### Task details
Return each line containing the string "perpetuam".

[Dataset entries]

+++

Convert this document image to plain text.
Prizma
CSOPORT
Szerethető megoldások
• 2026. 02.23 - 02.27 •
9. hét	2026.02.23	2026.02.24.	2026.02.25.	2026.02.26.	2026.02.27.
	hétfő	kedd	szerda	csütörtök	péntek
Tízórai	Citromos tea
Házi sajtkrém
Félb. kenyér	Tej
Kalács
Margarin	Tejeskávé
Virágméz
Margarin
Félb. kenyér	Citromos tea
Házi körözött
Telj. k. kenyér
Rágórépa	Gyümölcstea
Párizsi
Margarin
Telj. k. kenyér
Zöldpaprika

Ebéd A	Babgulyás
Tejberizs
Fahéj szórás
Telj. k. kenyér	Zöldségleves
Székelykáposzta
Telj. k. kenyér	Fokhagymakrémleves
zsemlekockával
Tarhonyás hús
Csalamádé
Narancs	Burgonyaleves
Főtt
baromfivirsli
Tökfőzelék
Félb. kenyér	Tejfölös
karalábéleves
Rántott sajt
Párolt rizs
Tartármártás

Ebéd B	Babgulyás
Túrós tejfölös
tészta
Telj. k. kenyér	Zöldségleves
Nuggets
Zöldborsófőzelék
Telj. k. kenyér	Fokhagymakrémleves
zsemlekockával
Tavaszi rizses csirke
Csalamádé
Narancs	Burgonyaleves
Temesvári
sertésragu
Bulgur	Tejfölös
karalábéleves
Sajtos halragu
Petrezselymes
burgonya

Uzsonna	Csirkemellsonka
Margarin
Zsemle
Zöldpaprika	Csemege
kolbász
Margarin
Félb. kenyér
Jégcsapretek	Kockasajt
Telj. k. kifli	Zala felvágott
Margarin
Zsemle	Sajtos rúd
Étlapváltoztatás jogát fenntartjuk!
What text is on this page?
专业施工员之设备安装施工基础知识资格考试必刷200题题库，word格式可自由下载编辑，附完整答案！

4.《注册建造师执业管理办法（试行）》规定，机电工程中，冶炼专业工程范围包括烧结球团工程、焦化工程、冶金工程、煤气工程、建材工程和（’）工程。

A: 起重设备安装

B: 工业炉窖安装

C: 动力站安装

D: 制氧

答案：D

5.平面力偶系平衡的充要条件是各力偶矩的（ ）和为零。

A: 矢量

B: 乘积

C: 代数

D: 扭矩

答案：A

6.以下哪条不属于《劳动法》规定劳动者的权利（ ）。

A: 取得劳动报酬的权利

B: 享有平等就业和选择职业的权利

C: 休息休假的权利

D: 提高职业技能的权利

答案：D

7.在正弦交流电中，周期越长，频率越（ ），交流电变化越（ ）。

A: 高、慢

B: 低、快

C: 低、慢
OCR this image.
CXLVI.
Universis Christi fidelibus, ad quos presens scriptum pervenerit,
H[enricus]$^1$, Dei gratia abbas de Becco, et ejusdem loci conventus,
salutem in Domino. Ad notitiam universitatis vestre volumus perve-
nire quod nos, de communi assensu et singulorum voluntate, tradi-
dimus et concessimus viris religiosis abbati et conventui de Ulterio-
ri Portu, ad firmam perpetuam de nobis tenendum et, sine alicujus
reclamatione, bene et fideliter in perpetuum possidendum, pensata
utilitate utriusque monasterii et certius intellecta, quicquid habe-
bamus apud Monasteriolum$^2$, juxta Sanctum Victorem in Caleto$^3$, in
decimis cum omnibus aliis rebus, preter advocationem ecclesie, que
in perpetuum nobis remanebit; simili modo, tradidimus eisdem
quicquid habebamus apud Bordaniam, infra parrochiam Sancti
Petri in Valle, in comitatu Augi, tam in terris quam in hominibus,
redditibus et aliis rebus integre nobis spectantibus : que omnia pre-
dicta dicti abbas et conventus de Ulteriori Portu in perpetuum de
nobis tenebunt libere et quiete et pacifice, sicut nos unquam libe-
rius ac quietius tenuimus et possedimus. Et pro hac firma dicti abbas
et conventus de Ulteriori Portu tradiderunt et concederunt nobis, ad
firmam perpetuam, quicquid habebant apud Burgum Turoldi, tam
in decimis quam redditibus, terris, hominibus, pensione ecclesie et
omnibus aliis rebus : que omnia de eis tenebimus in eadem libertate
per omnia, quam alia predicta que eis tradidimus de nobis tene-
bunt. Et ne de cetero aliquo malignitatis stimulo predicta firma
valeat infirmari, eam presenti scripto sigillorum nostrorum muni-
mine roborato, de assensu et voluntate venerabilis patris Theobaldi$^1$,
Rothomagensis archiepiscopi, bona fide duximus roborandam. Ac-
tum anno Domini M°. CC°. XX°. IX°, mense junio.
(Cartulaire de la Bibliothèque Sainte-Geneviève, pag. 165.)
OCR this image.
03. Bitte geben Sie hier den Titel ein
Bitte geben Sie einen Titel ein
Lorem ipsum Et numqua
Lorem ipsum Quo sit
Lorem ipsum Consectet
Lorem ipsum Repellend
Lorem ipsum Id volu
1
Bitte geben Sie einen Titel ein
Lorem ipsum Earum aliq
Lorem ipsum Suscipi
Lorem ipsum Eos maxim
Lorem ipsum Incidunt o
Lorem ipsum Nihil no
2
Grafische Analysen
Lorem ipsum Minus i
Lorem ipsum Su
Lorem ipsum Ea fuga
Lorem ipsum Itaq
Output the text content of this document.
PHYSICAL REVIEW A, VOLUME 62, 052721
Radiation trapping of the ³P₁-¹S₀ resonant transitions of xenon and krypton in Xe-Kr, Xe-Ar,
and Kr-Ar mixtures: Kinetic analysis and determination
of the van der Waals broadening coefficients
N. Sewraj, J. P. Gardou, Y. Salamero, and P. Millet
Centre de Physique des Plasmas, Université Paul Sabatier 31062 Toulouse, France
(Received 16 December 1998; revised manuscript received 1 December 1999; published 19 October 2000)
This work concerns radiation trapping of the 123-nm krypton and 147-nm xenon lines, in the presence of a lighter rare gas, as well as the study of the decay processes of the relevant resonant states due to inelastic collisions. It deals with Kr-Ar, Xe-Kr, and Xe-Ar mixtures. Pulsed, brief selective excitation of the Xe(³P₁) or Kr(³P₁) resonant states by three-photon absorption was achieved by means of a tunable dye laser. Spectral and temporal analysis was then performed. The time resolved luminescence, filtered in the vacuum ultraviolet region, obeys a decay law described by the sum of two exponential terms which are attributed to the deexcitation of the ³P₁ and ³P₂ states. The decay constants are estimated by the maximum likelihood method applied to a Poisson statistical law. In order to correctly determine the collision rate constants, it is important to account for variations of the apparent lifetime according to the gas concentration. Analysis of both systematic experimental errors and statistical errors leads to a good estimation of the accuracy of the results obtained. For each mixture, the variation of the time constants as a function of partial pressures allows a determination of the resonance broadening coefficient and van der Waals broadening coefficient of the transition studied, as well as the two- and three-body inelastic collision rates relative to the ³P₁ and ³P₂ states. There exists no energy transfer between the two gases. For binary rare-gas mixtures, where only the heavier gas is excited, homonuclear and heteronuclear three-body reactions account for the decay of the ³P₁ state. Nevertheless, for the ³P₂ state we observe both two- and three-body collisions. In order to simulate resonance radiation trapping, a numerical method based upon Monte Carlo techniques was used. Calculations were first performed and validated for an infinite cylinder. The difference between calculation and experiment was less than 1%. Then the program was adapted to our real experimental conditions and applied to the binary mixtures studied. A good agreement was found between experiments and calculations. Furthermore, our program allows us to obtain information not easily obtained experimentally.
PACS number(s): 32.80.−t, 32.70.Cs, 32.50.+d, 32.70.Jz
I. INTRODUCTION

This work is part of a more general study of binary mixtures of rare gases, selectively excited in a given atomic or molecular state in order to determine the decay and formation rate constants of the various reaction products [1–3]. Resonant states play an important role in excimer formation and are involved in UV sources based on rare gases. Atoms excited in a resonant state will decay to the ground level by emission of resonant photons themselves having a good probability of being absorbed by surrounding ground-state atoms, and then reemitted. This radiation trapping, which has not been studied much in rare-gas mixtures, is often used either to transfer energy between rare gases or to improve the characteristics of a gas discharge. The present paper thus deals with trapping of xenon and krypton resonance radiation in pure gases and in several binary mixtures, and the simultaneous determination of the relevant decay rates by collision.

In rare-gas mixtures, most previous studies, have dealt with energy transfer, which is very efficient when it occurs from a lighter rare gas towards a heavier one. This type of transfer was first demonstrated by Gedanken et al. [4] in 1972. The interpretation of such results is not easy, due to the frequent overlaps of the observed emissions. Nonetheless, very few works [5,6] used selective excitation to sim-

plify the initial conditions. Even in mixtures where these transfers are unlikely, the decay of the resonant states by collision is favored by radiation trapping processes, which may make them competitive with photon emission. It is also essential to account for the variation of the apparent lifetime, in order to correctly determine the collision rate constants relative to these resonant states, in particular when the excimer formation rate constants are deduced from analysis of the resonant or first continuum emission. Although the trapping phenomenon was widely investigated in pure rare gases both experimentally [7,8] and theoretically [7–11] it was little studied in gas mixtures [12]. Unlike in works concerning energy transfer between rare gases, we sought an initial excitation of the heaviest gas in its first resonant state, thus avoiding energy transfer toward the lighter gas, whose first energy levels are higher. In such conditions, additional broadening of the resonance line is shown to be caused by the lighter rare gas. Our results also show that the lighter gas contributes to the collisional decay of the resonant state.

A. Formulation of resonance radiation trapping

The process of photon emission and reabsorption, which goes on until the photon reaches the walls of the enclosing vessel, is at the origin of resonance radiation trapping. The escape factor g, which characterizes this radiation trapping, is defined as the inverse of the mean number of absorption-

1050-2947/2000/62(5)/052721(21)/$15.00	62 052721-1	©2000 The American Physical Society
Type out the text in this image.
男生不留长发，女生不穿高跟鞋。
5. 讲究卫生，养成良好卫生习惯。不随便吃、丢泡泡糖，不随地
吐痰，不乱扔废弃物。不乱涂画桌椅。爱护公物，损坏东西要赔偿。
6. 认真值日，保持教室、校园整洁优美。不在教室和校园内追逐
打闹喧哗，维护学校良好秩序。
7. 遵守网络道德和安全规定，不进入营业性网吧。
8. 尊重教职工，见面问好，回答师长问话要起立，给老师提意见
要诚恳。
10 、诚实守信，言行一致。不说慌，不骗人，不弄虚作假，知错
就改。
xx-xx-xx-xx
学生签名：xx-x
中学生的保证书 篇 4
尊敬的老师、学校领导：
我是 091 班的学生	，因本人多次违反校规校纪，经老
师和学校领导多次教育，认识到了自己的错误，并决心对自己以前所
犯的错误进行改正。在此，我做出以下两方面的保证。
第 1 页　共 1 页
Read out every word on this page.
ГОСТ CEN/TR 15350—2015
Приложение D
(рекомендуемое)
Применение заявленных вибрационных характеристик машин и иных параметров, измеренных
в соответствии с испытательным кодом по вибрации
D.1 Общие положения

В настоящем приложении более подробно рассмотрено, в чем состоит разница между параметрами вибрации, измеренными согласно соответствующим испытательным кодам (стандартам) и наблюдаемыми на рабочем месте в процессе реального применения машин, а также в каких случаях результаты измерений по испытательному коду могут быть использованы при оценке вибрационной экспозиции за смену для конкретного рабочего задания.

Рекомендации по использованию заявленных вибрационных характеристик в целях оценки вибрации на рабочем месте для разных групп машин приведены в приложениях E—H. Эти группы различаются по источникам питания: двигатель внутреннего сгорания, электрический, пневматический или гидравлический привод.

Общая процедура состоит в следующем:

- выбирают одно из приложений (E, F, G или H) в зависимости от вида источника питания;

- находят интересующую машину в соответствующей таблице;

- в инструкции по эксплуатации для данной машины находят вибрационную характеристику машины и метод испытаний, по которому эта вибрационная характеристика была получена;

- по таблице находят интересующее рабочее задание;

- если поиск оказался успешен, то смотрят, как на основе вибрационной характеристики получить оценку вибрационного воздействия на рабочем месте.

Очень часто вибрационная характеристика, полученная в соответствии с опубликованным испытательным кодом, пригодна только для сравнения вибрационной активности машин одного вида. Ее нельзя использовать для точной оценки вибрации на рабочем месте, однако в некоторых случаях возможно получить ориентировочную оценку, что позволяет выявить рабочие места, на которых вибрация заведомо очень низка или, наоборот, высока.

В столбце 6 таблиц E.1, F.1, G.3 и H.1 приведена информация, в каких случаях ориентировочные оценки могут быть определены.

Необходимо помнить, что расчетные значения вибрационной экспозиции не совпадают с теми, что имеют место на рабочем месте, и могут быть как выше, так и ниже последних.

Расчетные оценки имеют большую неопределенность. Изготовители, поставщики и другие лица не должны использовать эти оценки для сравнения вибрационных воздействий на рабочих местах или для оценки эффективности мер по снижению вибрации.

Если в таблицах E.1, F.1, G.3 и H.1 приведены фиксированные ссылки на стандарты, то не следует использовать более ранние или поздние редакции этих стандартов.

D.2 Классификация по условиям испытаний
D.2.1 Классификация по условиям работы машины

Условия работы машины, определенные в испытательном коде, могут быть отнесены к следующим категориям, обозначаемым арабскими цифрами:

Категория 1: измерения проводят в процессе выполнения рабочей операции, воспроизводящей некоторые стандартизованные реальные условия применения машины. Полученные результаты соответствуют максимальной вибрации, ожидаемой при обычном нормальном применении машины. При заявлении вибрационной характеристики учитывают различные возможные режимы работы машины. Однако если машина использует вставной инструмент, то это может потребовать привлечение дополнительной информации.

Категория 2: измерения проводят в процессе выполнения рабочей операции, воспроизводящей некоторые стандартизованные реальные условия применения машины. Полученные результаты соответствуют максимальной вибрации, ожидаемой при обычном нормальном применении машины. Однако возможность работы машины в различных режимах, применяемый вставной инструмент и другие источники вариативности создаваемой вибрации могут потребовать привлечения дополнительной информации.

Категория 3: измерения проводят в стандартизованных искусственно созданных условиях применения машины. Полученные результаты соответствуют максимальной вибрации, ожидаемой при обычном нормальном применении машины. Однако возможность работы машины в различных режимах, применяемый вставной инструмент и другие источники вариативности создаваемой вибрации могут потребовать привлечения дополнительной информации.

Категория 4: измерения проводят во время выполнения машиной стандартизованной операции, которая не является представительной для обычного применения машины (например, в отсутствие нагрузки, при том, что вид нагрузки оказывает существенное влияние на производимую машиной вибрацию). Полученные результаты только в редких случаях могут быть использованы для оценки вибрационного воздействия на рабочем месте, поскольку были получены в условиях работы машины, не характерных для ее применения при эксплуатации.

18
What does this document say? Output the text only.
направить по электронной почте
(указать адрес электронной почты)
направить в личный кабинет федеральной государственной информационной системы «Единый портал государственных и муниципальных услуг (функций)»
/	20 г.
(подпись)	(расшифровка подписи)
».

+++

### Complete answer
ri Portu, ad firmam perpetuam de nobis tenendum et, sine alicujus
firmam perpetuam, quicquid habebant apud Burgum Turoldi, tam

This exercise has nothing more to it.